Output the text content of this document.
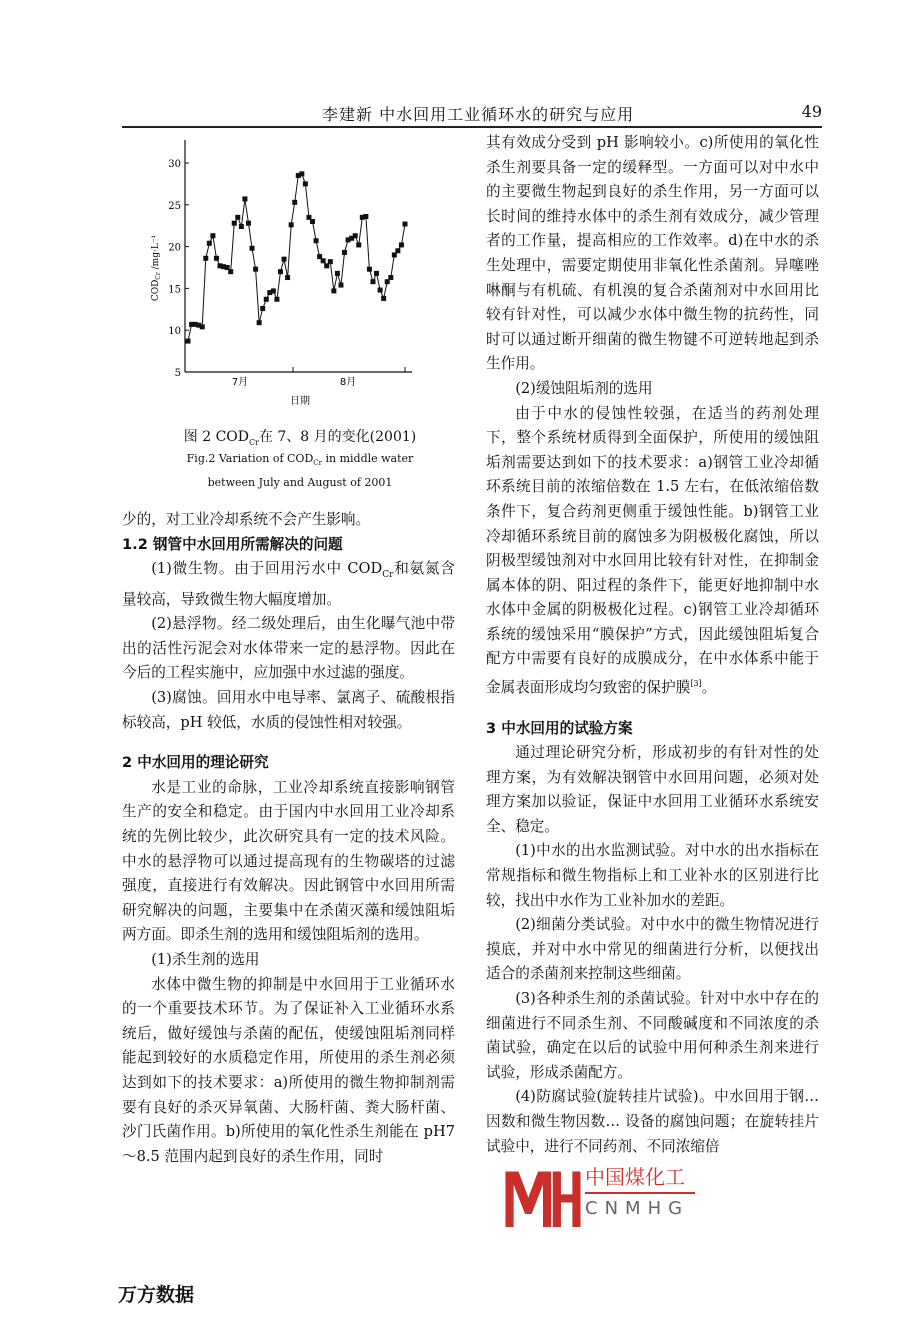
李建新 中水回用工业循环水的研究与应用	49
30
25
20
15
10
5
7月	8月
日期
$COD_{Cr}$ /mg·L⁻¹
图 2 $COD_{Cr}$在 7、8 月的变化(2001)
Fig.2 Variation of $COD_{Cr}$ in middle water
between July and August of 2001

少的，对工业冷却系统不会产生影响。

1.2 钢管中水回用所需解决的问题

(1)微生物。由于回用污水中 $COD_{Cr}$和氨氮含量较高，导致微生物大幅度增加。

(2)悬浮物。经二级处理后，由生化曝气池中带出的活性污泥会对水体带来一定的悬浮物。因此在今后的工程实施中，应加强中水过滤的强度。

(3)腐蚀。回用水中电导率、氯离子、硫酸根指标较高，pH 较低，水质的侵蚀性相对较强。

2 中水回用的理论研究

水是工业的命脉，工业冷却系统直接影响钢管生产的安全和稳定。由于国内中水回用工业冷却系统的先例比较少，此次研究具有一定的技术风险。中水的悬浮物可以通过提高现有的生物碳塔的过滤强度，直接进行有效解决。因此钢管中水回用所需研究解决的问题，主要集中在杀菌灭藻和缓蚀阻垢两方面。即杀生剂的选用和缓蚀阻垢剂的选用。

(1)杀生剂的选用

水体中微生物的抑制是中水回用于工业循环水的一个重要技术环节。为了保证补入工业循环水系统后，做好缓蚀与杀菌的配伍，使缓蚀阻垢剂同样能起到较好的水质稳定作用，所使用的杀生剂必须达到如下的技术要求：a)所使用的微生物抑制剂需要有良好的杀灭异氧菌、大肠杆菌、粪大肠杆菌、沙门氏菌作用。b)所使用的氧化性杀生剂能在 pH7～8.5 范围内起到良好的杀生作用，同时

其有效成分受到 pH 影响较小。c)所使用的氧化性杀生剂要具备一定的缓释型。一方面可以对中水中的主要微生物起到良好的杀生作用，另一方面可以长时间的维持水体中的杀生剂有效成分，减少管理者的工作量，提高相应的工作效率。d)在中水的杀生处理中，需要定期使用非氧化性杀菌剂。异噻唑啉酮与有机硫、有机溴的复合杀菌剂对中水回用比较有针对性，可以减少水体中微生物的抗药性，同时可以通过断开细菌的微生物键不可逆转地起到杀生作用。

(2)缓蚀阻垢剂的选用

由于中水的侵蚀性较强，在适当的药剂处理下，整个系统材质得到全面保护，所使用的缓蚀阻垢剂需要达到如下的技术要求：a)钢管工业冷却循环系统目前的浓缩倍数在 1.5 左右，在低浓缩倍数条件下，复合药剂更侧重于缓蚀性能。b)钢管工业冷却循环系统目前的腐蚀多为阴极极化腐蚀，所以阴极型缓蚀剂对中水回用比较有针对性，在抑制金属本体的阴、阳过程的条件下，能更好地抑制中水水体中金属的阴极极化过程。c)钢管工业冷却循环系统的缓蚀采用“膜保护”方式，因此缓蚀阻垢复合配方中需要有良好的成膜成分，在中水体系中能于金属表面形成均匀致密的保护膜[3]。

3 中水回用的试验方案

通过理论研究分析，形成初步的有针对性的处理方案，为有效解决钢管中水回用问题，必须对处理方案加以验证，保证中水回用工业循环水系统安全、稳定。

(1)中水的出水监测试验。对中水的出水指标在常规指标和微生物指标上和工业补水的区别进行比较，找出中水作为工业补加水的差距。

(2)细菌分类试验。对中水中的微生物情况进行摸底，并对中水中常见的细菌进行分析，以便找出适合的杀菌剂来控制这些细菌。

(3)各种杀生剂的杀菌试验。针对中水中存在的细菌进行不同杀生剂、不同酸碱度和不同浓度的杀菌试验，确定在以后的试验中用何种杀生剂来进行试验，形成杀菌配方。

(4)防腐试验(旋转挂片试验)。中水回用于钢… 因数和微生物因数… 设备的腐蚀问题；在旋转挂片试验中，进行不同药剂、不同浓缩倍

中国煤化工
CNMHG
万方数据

- _What you are asked to do_: Make an exact copy of every record, pictures excluded.

- _Written reply_:
Output the text content of this document.
李建新 中水回用工业循环水的研究与应用	49
30
25
20
15
10
5
7月	8月
日期
$COD_{Cr}$ /mg·L⁻¹
图 2 $COD_{Cr}$在 7、8 月的变化(2001)
Fig.2 Variation of $COD_{Cr}$ in middle water
between July and August of 2001

少的，对工业冷却系统不会产生影响。

1.2 钢管中水回用所需解决的问题

(1)微生物。由于回用污水中 $COD_{Cr}$和氨氮含量较高，导致微生物大幅度增加。

(2)悬浮物。经二级处理后，由生化曝气池中带出的活性污泥会对水体带来一定的悬浮物。因此在今后的工程实施中，应加强中水过滤的强度。

(3)腐蚀。回用水中电导率、氯离子、硫酸根指标较高，pH 较低，水质的侵蚀性相对较强。

2 中水回用的理论研究

水是工业的命脉，工业冷却系统直接影响钢管生产的安全和稳定。由于国内中水回用工业冷却系统的先例比较少，此次研究具有一定的技术风险。中水的悬浮物可以通过提高现有的生物碳塔的过滤强度，直接进行有效解决。因此钢管中水回用所需研究解决的问题，主要集中在杀菌灭藻和缓蚀阻垢两方面。即杀生剂的选用和缓蚀阻垢剂的选用。

(1)杀生剂的选用

水体中微生物的抑制是中水回用于工业循环水的一个重要技术环节。为了保证补入工业循环水系统后，做好缓蚀与杀菌的配伍，使缓蚀阻垢剂同样能起到较好的水质稳定作用，所使用的杀生剂必须达到如下的技术要求：a)所使用的微生物抑制剂需要有良好的杀灭异氧菌、大肠杆菌、粪大肠杆菌、沙门氏菌作用。b)所使用的氧化性杀生剂能在 pH7～8.5 范围内起到良好的杀生作用，同时

其有效成分受到 pH 影响较小。c)所使用的氧化性杀生剂要具备一定的缓释型。一方面可以对中水中的主要微生物起到良好的杀生作用，另一方面可以长时间的维持水体中的杀生剂有效成分，减少管理者的工作量，提高相应的工作效率。d)在中水的杀生处理中，需要定期使用非氧化性杀菌剂。异噻唑啉酮与有机硫、有机溴的复合杀菌剂对中水回用比较有针对性，可以减少水体中微生物的抗药性，同时可以通过断开细菌的微生物键不可逆转地起到杀生作用。

(2)缓蚀阻垢剂的选用

由于中水的侵蚀性较强，在适当的药剂处理下，整个系统材质得到全面保护，所使用的缓蚀阻垢剂需要达到如下的技术要求：a)钢管工业冷却循环系统目前的浓缩倍数在 1.5 左右，在低浓缩倍数条件下，复合药剂更侧重于缓蚀性能。b)钢管工业冷却循环系统目前的腐蚀多为阴极极化腐蚀，所以阴极型缓蚀剂对中水回用比较有针对性，在抑制金属本体的阴、阳过程的条件下，能更好地抑制中水水体中金属的阴极极化过程。c)钢管工业冷却循环系统的缓蚀采用“膜保护”方式，因此缓蚀阻垢复合配方中需要有良好的成膜成分，在中水体系中能于金属表面形成均匀致密的保护膜[3]。

3 中水回用的试验方案

通过理论研究分析，形成初步的有针对性的处理方案，为有效解决钢管中水回用问题，必须对处理方案加以验证，保证中水回用工业循环水系统安全、稳定。

(1)中水的出水监测试验。对中水的出水指标在常规指标和微生物指标上和工业补水的区别进行比较，找出中水作为工业补加水的差距。

(2)细菌分类试验。对中水中的微生物情况进行摸底，并对中水中常见的细菌进行分析，以便找出适合的杀菌剂来控制这些细菌。

(3)各种杀生剂的杀菌试验。针对中水中存在的细菌进行不同杀生剂、不同酸碱度和不同浓度的杀菌试验，确定在以后的试验中用何种杀生剂来进行试验，形成杀菌配方。

(4)防腐试验(旋转挂片试验)。中水回用于钢… 因数和微生物因数… 设备的腐蚀问题；在旋转挂片试验中，进行不同药剂、不同浓缩倍

中国煤化工
CNMHG
万方数据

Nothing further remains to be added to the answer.